STATED TASK.
Copy all of the material below exactly.

DATA FOR THIS TASK.

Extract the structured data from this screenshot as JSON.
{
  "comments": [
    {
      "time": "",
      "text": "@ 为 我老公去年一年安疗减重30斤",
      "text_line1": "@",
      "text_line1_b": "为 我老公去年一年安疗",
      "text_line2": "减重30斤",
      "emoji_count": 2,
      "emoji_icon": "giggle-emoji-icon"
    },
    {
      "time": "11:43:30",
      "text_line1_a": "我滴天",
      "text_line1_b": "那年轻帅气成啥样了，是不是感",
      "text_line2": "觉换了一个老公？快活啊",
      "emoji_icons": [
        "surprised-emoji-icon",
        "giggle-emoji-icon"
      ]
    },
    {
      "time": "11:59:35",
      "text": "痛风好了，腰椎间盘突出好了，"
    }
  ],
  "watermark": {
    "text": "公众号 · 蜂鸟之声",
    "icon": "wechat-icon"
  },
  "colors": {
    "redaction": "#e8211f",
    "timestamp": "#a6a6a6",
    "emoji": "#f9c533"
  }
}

SOLUTION BELOW.
Extract the structured data from this screenshot as JSON.
{
  "comments": [
    {
      "time": "",
      "text": "@ 为 我老公去年一年安疗减重30斤",
      "text_line1": "@",
      "text_line1_b": "为 我老公去年一年安疗",
      "text_line2": "减重30斤",
      "emoji_count": 2,
      "emoji_icon": "giggle-emoji-icon"
    },
    {
      "time": "11:43:30",
      "text_line1_a": "我滴天",
      "text_line1_b": "那年轻帅气成啥样了，是不是感",
      "text_line2": "觉换了一个老公？快活啊",
      "emoji_icons": [
        "surprised-emoji-icon",
        "giggle-emoji-icon"
      ]
    },
    {
      "time": "11:59:35",
      "text": "痛风好了，腰椎间盘突出好了，"
    }
  ],
  "watermark": {
    "text": "公众号 · 蜂鸟之声",
    "icon": "wechat-icon"
  },
  "colors": {
    "redaction": "#e8211f",
    "timestamp": "#a6a6a6",
    "emoji": "#f9c533"
  }
}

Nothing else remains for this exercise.